▶ EXERCISE AIM
The answer is one number: how many lines in the data below hold "甲应当支付".

====================

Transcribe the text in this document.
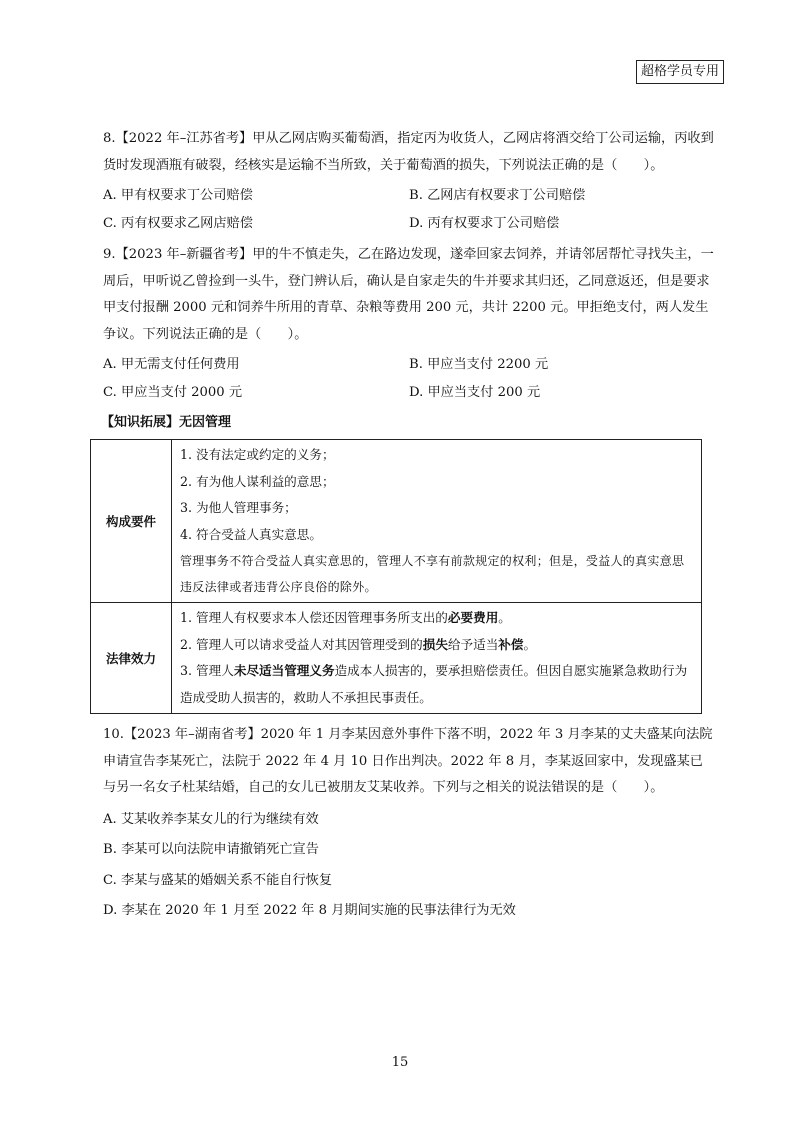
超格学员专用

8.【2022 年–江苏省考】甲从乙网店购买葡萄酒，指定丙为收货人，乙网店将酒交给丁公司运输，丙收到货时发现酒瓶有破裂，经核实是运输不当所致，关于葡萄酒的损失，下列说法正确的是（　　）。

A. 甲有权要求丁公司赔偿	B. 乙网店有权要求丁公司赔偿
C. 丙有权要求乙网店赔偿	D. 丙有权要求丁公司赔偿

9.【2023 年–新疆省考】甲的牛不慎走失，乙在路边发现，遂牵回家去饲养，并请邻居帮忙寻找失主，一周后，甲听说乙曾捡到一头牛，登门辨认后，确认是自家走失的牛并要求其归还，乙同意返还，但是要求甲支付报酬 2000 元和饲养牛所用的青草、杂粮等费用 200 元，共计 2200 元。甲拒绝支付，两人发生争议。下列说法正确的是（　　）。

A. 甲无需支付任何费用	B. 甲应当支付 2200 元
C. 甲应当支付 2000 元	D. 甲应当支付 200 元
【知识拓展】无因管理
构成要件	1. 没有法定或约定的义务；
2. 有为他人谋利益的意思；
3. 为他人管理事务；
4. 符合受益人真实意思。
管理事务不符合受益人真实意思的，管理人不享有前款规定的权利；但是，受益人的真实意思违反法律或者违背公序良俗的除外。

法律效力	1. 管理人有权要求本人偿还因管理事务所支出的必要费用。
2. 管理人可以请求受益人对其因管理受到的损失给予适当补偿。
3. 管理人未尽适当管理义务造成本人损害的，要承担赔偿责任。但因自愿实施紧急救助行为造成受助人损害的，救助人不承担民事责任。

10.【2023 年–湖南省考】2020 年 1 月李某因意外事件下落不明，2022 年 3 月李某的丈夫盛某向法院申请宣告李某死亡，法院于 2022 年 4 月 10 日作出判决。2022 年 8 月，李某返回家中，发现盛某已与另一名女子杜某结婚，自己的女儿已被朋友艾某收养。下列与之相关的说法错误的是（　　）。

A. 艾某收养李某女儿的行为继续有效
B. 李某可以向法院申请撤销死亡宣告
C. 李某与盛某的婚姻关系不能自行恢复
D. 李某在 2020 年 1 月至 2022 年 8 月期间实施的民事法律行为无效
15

====================

▶ EXERCISE ANSWER
2